* Problem to work on: The records below are to be repeated in full, exactly as they are.

* Input data:
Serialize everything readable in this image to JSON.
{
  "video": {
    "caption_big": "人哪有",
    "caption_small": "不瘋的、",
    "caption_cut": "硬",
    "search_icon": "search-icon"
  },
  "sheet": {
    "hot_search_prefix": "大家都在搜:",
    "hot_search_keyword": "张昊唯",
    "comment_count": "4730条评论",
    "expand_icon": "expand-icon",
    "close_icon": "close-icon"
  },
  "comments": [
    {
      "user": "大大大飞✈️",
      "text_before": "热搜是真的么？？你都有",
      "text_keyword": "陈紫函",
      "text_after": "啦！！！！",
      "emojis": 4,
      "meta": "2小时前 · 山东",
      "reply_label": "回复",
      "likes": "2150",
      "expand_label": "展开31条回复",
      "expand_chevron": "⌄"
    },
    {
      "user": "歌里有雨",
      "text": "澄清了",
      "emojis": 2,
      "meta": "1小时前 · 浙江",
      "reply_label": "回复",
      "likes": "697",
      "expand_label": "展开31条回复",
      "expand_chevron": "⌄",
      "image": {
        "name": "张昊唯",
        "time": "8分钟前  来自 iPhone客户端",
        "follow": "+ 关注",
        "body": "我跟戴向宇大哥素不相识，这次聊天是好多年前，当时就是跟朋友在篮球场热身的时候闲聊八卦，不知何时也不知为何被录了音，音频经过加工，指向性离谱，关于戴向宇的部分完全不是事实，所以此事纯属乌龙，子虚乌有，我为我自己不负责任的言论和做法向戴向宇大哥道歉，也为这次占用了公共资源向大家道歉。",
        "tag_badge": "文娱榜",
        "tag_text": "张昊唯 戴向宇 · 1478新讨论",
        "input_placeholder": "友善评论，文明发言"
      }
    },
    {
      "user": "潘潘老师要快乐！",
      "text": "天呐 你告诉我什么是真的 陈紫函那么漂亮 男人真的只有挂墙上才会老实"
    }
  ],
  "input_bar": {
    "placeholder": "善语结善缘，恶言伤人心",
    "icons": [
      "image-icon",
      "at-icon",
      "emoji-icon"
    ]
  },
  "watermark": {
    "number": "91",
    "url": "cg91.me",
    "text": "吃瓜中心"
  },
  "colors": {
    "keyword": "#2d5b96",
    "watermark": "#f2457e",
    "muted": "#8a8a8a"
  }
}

* Reply to the task:
Serialize everything readable in this image to JSON.
{
  "video": {
    "caption_big": "人哪有",
    "caption_small": "不瘋的、",
    "caption_cut": "硬",
    "search_icon": "search-icon"
  },
  "sheet": {
    "hot_search_prefix": "大家都在搜:",
    "hot_search_keyword": "张昊唯",
    "comment_count": "4730条评论",
    "expand_icon": "expand-icon",
    "close_icon": "close-icon"
  },
  "comments": [
    {
      "user": "大大大飞✈️",
      "text_before": "热搜是真的么？？你都有",
      "text_keyword": "陈紫函",
      "text_after": "啦！！！！",
      "emojis": 4,
      "meta": "2小时前 · 山东",
      "reply_label": "回复",
      "likes": "2150",
      "expand_label": "展开31条回复",
      "expand_chevron": "⌄"
    },
    {
      "user": "歌里有雨",
      "text": "澄清了",
      "emojis": 2,
      "meta": "1小时前 · 浙江",
      "reply_label": "回复",
      "likes": "697",
      "expand_label": "展开31条回复",
      "expand_chevron": "⌄",
      "image": {
        "name": "张昊唯",
        "time": "8分钟前  来自 iPhone客户端",
        "follow": "+ 关注",
        "body": "我跟戴向宇大哥素不相识，这次聊天是好多年前，当时就是跟朋友在篮球场热身的时候闲聊八卦，不知何时也不知为何被录了音，音频经过加工，指向性离谱，关于戴向宇的部分完全不是事实，所以此事纯属乌龙，子虚乌有，我为我自己不负责任的言论和做法向戴向宇大哥道歉，也为这次占用了公共资源向大家道歉。",
        "tag_badge": "文娱榜",
        "tag_text": "张昊唯 戴向宇 · 1478新讨论",
        "input_placeholder": "友善评论，文明发言"
      }
    },
    {
      "user": "潘潘老师要快乐！",
      "text": "天呐 你告诉我什么是真的 陈紫函那么漂亮 男人真的只有挂墙上才会老实"
    }
  ],
  "input_bar": {
    "placeholder": "善语结善缘，恶言伤人心",
    "icons": [
      "image-icon",
      "at-icon",
      "emoji-icon"
    ]
  },
  "watermark": {
    "number": "91",
    "url": "cg91.me",
    "text": "吃瓜中心"
  },
  "colors": {
    "keyword": "#2d5b96",
    "watermark": "#f2457e",
    "muted": "#8a8a8a"
  }
}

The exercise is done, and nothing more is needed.